**DIRECTIONS:**
Repeat all entries exactly.

**DATASET ENTRIES:**
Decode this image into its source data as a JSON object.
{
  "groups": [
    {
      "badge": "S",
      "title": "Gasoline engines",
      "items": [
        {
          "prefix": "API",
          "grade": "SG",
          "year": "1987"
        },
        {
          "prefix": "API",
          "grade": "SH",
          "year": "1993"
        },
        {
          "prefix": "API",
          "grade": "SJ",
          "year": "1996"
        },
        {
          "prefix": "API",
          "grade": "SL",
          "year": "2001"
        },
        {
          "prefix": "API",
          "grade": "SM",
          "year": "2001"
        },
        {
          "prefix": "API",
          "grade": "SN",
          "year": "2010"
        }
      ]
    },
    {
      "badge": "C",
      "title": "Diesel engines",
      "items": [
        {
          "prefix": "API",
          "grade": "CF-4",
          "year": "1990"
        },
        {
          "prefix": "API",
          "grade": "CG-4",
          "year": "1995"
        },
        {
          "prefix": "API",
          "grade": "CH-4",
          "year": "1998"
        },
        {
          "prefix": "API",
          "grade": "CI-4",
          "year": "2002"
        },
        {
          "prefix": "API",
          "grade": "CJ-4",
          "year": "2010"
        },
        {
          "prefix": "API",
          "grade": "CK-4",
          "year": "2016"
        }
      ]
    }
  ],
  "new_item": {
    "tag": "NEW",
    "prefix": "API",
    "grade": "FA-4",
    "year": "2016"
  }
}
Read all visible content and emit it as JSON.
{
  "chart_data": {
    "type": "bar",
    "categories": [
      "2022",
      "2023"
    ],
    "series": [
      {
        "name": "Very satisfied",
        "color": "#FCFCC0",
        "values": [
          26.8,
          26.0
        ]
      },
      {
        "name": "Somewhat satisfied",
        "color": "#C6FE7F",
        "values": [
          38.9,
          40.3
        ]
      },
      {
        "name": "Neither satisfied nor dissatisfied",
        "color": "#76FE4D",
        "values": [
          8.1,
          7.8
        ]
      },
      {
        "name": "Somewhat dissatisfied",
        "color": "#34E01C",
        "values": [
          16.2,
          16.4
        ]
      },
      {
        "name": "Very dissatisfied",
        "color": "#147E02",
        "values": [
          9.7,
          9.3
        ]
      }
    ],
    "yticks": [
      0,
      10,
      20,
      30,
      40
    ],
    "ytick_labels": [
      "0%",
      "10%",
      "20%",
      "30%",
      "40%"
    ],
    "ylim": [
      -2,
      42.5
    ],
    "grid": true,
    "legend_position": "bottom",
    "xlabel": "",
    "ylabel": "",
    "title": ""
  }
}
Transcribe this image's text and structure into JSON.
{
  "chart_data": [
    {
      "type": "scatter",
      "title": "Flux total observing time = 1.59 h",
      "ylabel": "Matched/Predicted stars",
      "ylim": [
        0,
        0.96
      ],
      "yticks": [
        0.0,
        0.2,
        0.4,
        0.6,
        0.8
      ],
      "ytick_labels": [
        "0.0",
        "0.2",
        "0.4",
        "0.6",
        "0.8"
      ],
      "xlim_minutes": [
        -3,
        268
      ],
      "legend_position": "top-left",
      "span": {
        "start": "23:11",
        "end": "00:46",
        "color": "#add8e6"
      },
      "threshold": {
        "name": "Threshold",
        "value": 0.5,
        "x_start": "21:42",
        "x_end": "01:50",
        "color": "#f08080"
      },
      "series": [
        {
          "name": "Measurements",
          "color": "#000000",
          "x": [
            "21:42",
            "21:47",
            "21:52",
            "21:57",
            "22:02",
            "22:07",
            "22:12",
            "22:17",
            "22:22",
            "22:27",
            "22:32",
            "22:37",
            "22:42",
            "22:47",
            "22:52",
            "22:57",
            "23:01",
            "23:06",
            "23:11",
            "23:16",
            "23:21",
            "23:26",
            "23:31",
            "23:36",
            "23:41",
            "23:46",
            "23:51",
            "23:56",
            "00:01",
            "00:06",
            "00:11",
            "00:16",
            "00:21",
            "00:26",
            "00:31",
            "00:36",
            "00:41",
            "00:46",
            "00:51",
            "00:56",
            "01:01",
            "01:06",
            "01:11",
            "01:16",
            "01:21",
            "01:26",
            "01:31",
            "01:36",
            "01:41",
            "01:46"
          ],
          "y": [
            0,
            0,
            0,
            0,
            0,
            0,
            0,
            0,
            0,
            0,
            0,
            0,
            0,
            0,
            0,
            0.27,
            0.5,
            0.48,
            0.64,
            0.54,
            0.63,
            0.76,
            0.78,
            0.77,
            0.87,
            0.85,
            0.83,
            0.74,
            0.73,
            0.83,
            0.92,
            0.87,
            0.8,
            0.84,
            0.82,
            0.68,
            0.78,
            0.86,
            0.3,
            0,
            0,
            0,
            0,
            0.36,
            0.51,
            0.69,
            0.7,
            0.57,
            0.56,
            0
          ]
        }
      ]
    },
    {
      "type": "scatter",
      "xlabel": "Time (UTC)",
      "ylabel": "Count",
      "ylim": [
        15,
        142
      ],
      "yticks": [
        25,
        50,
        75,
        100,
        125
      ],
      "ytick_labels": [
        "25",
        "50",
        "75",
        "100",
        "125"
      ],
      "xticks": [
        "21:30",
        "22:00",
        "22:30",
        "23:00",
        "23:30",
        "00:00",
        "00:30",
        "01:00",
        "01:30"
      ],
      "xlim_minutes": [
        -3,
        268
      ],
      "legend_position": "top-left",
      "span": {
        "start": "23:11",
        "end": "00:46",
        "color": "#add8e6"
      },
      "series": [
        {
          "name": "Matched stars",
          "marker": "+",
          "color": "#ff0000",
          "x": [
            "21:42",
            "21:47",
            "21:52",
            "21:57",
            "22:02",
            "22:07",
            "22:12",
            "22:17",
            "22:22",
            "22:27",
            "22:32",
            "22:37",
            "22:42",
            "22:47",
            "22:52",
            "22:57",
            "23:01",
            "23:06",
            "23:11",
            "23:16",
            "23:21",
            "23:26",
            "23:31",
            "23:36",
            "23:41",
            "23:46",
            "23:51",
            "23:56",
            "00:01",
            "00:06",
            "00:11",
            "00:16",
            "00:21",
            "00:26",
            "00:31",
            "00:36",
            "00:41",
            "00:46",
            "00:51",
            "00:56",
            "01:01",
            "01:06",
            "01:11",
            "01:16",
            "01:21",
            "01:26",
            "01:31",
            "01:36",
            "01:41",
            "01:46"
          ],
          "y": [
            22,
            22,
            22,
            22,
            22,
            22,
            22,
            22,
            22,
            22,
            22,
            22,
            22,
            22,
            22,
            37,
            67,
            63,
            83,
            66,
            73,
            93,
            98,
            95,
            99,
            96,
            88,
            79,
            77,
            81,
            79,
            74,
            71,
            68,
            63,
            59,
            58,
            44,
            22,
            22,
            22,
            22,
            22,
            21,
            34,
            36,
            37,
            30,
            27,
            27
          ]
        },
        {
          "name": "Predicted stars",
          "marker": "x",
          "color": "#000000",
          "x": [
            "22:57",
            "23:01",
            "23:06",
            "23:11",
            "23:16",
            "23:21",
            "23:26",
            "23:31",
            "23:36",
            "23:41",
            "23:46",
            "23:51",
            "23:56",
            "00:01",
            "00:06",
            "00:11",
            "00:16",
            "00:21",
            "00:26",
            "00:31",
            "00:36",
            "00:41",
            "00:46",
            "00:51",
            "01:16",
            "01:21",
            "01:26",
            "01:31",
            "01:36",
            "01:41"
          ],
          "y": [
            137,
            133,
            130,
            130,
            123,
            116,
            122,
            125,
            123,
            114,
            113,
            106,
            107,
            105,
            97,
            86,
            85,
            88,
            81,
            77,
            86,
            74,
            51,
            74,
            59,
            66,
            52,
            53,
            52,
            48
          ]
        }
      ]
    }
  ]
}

**FINAL RESULT:**
Decode this image into its source data as a JSON object.
{
  "groups": [
    {
      "badge": "S",
      "title": "Gasoline engines",
      "items": [
        {
          "prefix": "API",
          "grade": "SG",
          "year": "1987"
        },
        {
          "prefix": "API",
          "grade": "SH",
          "year": "1993"
        },
        {
          "prefix": "API",
          "grade": "SJ",
          "year": "1996"
        },
        {
          "prefix": "API",
          "grade": "SL",
          "year": "2001"
        },
        {
          "prefix": "API",
          "grade": "SM",
          "year": "2001"
        },
        {
          "prefix": "API",
          "grade": "SN",
          "year": "2010"
        }
      ]
    },
    {
      "badge": "C",
      "title": "Diesel engines",
      "items": [
        {
          "prefix": "API",
          "grade": "CF-4",
          "year": "1990"
        },
        {
          "prefix": "API",
          "grade": "CG-4",
          "year": "1995"
        },
        {
          "prefix": "API",
          "grade": "CH-4",
          "year": "1998"
        },
        {
          "prefix": "API",
          "grade": "CI-4",
          "year": "2002"
        },
        {
          "prefix": "API",
          "grade": "CJ-4",
          "year": "2010"
        },
        {
          "prefix": "API",
          "grade": "CK-4",
          "year": "2016"
        }
      ]
    }
  ],
  "new_item": {
    "tag": "NEW",
    "prefix": "API",
    "grade": "FA-4",
    "year": "2016"
  }
}
Read all visible content and emit it as JSON.
{
  "chart_data": {
    "type": "bar",
    "categories": [
      "2022",
      "2023"
    ],
    "series": [
      {
        "name": "Very satisfied",
        "color": "#FCFCC0",
        "values": [
          26.8,
          26.0
        ]
      },
      {
        "name": "Somewhat satisfied",
        "color": "#C6FE7F",
        "values": [
          38.9,
          40.3
        ]
      },
      {
        "name": "Neither satisfied nor dissatisfied",
        "color": "#76FE4D",
        "values": [
          8.1,
          7.8
        ]
      },
      {
        "name": "Somewhat dissatisfied",
        "color": "#34E01C",
        "values": [
          16.2,
          16.4
        ]
      },
      {
        "name": "Very dissatisfied",
        "color": "#147E02",
        "values": [
          9.7,
          9.3
        ]
      }
    ],
    "yticks": [
      0,
      10,
      20,
      30,
      40
    ],
    "ytick_labels": [
      "0%",
      "10%",
      "20%",
      "30%",
      "40%"
    ],
    "ylim": [
      -2,
      42.5
    ],
    "grid": true,
    "legend_position": "bottom",
    "xlabel": "",
    "ylabel": "",
    "title": ""
  }
}
Transcribe this image's text and structure into JSON.
{
  "chart_data": [
    {
      "type": "scatter",
      "title": "Flux total observing time = 1.59 h",
      "ylabel": "Matched/Predicted stars",
      "ylim": [
        0,
        0.96
      ],
      "yticks": [
        0.0,
        0.2,
        0.4,
        0.6,
        0.8
      ],
      "ytick_labels": [
        "0.0",
        "0.2",
        "0.4",
        "0.6",
        "0.8"
      ],
      "xlim_minutes": [
        -3,
        268
      ],
      "legend_position": "top-left",
      "span": {
        "start": "23:11",
        "end": "00:46",
        "color": "#add8e6"
      },
      "threshold": {
        "name": "Threshold",
        "value": 0.5,
        "x_start": "21:42",
        "x_end": "01:50",
        "color": "#f08080"
      },
      "series": [
        {
          "name": "Measurements",
          "color": "#000000",
          "x": [
            "21:42",
            "21:47",
            "21:52",
            "21:57",
            "22:02",
            "22:07",
            "22:12",
            "22:17",
            "22:22",
            "22:27",
            "22:32",
            "22:37",
            "22:42",
            "22:47",
            "22:52",
            "22:57",
            "23:01",
            "23:06",
            "23:11",
            "23:16",
            "23:21",
            "23:26",
            "23:31",
            "23:36",
            "23:41",
            "23:46",
            "23:51",
            "23:56",
            "00:01",
            "00:06",
            "00:11",
            "00:16",
            "00:21",
            "00:26",
            "00:31",
            "00:36",
            "00:41",
            "00:46",
            "00:51",
            "00:56",
            "01:01",
            "01:06",
            "01:11",
            "01:16",
            "01:21",
            "01:26",
            "01:31",
            "01:36",
            "01:41",
            "01:46"
          ],
          "y": [
            0,
            0,
            0,
            0,
            0,
            0,
            0,
            0,
            0,
            0,
            0,
            0,
            0,
            0,
            0,
            0.27,
            0.5,
            0.48,
            0.64,
            0.54,
            0.63,
            0.76,
            0.78,
            0.77,
            0.87,
            0.85,
            0.83,
            0.74,
            0.73,
            0.83,
            0.92,
            0.87,
            0.8,
            0.84,
            0.82,
            0.68,
            0.78,
            0.86,
            0.3,
            0,
            0,
            0,
            0,
            0.36,
            0.51,
            0.69,
            0.7,
            0.57,
            0.56,
            0
          ]
        }
      ]
    },
    {
      "type": "scatter",
      "xlabel": "Time (UTC)",
      "ylabel": "Count",
      "ylim": [
        15,
        142
      ],
      "yticks": [
        25,
        50,
        75,
        100,
        125
      ],
      "ytick_labels": [
        "25",
        "50",
        "75",
        "100",
        "125"
      ],
      "xticks": [
        "21:30",
        "22:00",
        "22:30",
        "23:00",
        "23:30",
        "00:00",
        "00:30",
        "01:00",
        "01:30"
      ],
      "xlim_minutes": [
        -3,
        268
      ],
      "legend_position": "top-left",
      "span": {
        "start": "23:11",
        "end": "00:46",
        "color": "#add8e6"
      },
      "series": [
        {
          "name": "Matched stars",
          "marker": "+",
          "color": "#ff0000",
          "x": [
            "21:42",
            "21:47",
            "21:52",
            "21:57",
            "22:02",
            "22:07",
            "22:12",
            "22:17",
            "22:22",
            "22:27",
            "22:32",
            "22:37",
            "22:42",
            "22:47",
            "22:52",
            "22:57",
            "23:01",
            "23:06",
            "23:11",
            "23:16",
            "23:21",
            "23:26",
            "23:31",
            "23:36",
            "23:41",
            "23:46",
            "23:51",
            "23:56",
            "00:01",
            "00:06",
            "00:11",
            "00:16",
            "00:21",
            "00:26",
            "00:31",
            "00:36",
            "00:41",
            "00:46",
            "00:51",
            "00:56",
            "01:01",
            "01:06",
            "01:11",
            "01:16",
            "01:21",
            "01:26",
            "01:31",
            "01:36",
            "01:41",
            "01:46"
          ],
          "y": [
            22,
            22,
            22,
            22,
            22,
            22,
            22,
            22,
            22,
            22,
            22,
            22,
            22,
            22,
            22,
            37,
            67,
            63,
            83,
            66,
            73,
            93,
            98,
            95,
            99,
            96,
            88,
            79,
            77,
            81,
            79,
            74,
            71,
            68,
            63,
            59,
            58,
            44,
            22,
            22,
            22,
            22,
            22,
            21,
            34,
            36,
            37,
            30,
            27,
            27
          ]
        },
        {
          "name": "Predicted stars",
          "marker": "x",
          "color": "#000000",
          "x": [
            "22:57",
            "23:01",
            "23:06",
            "23:11",
            "23:16",
            "23:21",
            "23:26",
            "23:31",
            "23:36",
            "23:41",
            "23:46",
            "23:51",
            "23:56",
            "00:01",
            "00:06",
            "00:11",
            "00:16",
            "00:21",
            "00:26",
            "00:31",
            "00:36",
            "00:41",
            "00:46",
            "00:51",
            "01:16",
            "01:21",
            "01:26",
            "01:31",
            "01:36",
            "01:41"
          ],
          "y": [
            137,
            133,
            130,
            130,
            123,
            116,
            122,
            125,
            123,
            114,
            113,
            106,
            107,
            105,
            97,
            86,
            85,
            88,
            81,
            77,
            86,
            74,
            51,
            74,
            59,
            66,
            52,
            53,
            52,
            48
          ]
        }
      ]
    }
  ]
}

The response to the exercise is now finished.